*Task statement*
Would you pull out every line of the material that contains the string "JSON"?

★ ★ ★ ★

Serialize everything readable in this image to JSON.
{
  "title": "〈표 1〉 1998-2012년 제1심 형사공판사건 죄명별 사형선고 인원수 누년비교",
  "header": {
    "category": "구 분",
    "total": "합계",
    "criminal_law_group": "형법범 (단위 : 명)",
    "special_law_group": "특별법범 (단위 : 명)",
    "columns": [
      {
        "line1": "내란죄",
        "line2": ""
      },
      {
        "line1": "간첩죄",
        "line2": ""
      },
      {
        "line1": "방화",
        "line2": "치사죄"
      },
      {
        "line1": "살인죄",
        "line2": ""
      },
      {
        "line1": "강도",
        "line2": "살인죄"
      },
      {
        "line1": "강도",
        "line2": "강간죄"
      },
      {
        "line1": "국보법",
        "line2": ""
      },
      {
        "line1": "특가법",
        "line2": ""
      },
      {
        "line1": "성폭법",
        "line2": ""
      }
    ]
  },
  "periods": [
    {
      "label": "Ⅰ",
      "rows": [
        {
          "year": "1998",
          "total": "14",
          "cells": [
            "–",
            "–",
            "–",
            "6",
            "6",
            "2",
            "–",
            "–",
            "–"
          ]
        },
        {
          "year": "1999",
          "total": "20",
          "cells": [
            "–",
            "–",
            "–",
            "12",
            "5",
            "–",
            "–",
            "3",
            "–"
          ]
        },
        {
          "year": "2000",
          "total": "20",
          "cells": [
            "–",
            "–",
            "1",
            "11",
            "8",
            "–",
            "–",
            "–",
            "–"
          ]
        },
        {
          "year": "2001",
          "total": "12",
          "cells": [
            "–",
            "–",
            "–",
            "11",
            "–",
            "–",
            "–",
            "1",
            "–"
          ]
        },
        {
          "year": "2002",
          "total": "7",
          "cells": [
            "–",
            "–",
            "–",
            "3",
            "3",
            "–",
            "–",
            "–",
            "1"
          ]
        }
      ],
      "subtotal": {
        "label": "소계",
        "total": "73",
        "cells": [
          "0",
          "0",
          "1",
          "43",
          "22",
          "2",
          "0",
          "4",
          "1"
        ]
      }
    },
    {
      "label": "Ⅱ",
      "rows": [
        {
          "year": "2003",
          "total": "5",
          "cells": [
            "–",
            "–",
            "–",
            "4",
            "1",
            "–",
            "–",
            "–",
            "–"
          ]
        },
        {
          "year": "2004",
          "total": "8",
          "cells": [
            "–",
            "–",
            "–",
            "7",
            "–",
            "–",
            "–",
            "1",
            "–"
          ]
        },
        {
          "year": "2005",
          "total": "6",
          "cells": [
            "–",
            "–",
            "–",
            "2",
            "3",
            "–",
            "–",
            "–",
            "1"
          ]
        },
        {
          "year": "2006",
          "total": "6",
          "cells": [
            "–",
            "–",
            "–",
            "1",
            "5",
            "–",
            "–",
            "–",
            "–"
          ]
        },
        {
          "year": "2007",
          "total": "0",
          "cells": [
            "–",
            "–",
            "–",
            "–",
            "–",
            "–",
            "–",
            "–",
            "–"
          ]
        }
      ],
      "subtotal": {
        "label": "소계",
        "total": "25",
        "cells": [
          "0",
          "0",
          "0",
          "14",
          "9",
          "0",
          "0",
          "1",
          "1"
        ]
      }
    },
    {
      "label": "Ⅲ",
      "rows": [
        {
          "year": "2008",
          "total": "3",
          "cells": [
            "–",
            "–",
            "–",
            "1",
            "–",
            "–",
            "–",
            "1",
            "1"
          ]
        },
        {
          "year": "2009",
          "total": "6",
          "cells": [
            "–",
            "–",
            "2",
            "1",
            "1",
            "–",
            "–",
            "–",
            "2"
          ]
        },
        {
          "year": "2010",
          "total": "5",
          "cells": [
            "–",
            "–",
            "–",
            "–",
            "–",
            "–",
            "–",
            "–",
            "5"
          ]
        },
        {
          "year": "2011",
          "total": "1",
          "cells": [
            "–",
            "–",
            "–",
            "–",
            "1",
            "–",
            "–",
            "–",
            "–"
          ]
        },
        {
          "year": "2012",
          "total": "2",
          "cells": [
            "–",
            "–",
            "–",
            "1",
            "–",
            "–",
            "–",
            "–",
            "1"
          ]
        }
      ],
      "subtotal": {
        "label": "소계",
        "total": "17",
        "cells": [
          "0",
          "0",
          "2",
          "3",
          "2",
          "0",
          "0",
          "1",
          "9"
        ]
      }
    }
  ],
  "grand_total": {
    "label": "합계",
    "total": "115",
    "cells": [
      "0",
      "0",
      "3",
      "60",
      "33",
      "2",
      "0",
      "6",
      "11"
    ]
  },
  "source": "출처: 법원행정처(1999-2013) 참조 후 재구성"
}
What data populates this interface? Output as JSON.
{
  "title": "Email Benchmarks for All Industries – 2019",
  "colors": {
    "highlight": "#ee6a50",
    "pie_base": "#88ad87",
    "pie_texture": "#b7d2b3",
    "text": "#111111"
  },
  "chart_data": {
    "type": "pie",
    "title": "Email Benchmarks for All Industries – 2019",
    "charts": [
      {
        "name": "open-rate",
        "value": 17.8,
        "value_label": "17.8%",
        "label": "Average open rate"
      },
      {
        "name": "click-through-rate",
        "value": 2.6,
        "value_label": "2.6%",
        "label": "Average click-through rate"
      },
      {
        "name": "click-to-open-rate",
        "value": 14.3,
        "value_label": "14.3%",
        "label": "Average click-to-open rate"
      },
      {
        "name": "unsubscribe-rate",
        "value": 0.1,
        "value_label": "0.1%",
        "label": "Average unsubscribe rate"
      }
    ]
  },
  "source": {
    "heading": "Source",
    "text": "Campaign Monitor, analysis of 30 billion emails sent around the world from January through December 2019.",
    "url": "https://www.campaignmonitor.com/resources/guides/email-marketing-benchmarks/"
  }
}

★ ★ ★ ★

*Final result*
Serialize everything readable in this image to JSON.
What data populates this interface? Output as JSON.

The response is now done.